--- Start of Dataset records ---
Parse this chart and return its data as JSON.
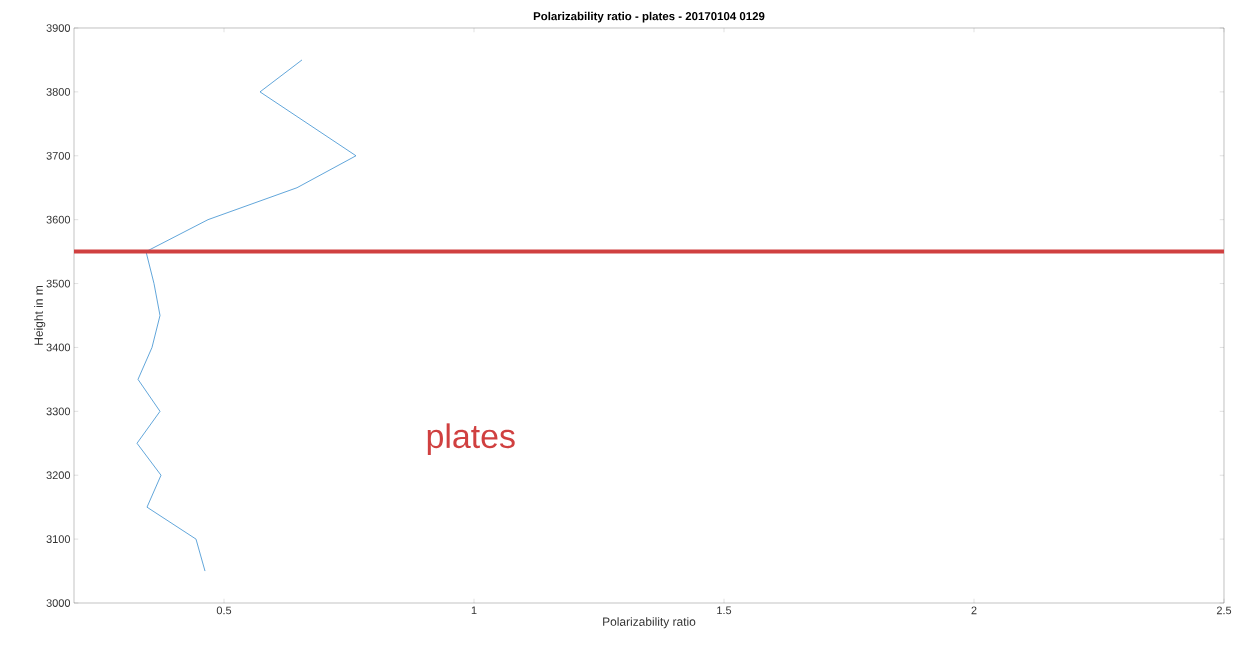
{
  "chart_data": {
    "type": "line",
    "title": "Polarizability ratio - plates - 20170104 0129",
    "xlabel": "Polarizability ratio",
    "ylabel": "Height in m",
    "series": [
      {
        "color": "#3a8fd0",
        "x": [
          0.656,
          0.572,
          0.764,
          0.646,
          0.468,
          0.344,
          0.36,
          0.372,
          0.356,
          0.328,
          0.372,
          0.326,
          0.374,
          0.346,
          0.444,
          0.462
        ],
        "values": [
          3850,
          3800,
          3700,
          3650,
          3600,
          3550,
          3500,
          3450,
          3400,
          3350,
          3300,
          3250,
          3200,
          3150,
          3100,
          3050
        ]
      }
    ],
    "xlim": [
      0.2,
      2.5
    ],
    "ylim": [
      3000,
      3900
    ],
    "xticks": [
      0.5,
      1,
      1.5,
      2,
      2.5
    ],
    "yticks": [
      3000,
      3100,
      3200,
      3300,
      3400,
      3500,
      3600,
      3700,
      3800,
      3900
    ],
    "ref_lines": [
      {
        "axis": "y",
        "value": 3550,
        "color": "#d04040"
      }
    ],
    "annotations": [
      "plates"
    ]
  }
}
--- End of Dataset records ---
--- Start of Dataset records ---
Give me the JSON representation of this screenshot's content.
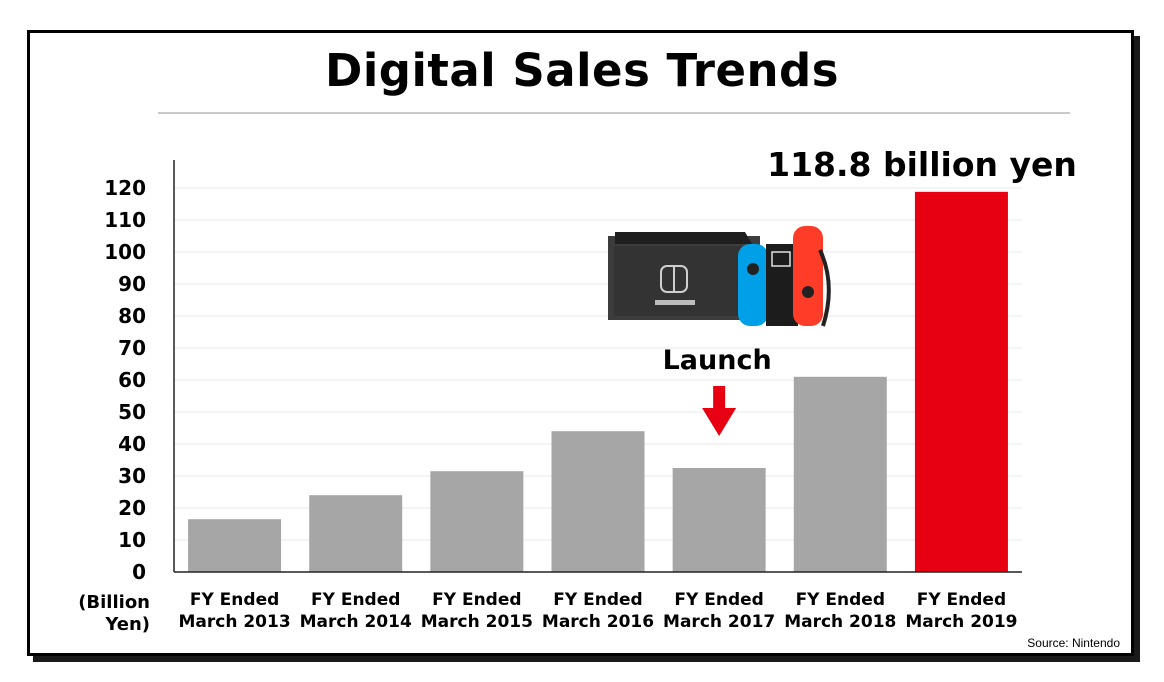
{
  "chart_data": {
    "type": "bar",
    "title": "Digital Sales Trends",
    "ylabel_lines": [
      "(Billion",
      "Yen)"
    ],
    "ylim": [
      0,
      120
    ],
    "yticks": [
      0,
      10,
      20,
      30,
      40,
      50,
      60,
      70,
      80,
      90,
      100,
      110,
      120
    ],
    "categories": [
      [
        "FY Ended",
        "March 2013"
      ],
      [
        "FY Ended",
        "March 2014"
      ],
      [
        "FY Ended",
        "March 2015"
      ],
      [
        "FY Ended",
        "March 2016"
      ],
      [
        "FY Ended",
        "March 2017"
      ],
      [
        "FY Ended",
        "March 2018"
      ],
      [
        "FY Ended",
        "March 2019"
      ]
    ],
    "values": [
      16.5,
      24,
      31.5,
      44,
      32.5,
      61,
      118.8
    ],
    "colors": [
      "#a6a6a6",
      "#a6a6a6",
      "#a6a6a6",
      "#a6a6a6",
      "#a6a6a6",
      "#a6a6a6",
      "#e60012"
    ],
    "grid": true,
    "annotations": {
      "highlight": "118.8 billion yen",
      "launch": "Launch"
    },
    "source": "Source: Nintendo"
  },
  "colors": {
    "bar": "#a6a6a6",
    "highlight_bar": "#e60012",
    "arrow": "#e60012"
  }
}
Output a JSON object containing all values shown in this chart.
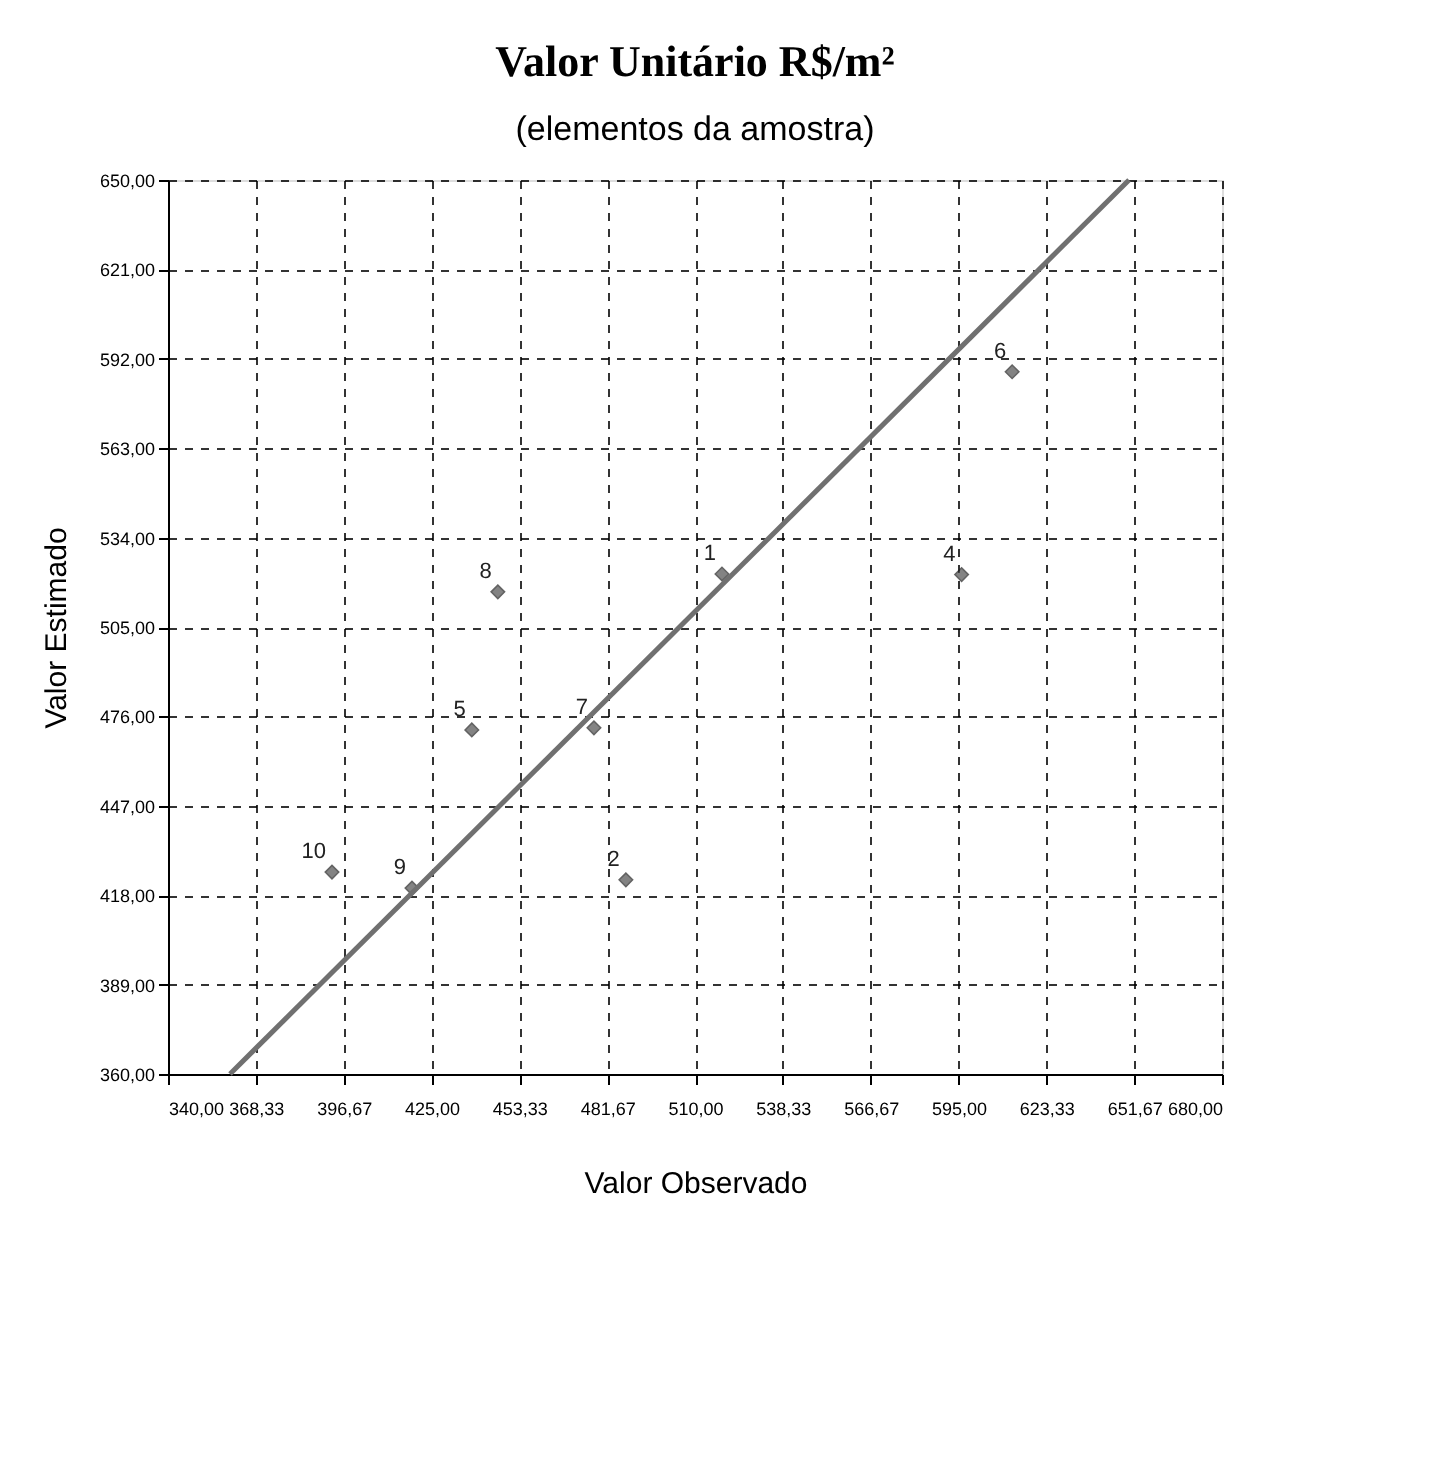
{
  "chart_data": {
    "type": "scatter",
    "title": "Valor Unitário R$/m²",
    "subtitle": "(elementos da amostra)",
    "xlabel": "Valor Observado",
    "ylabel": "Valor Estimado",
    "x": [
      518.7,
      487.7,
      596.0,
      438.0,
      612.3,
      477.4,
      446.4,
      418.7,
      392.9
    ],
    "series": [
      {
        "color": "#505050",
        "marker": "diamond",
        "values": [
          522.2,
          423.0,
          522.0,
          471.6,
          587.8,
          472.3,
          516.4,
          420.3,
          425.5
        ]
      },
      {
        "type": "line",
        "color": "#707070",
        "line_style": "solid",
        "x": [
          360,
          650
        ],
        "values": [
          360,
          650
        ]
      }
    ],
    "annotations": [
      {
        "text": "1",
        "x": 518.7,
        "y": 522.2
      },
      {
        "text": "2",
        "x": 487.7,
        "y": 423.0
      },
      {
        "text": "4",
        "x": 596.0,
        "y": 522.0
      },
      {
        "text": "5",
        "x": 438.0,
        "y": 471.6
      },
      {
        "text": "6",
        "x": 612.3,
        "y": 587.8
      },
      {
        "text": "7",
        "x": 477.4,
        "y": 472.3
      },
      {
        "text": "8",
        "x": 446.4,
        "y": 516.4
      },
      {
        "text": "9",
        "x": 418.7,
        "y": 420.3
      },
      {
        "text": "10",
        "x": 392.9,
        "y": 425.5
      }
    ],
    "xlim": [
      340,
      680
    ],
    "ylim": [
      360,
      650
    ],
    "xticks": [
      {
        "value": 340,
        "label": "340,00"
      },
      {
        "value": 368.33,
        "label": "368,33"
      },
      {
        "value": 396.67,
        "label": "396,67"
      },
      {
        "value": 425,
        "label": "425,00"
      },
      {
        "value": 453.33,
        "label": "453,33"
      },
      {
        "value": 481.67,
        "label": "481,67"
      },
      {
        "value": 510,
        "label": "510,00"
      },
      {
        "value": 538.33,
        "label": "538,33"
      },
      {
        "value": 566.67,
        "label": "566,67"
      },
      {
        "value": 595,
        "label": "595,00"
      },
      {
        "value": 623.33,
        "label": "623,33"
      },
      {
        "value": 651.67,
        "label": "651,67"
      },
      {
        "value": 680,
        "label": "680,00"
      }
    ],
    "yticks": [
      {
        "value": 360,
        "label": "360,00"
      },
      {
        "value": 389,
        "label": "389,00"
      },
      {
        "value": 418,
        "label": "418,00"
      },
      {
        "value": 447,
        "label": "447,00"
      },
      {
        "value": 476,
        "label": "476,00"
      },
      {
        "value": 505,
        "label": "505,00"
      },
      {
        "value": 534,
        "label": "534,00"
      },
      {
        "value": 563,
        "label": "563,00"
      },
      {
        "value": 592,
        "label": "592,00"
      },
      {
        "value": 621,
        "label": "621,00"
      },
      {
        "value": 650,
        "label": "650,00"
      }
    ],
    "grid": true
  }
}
--- End of Dataset records ---
Task to carry out:
Look through the entries above; copy every line holding the string "Polarizability".

Finished answer:
    "title": "Polarizability ratio - plates - 20170104 0129",
    "xlabel": "Polarizability ratio",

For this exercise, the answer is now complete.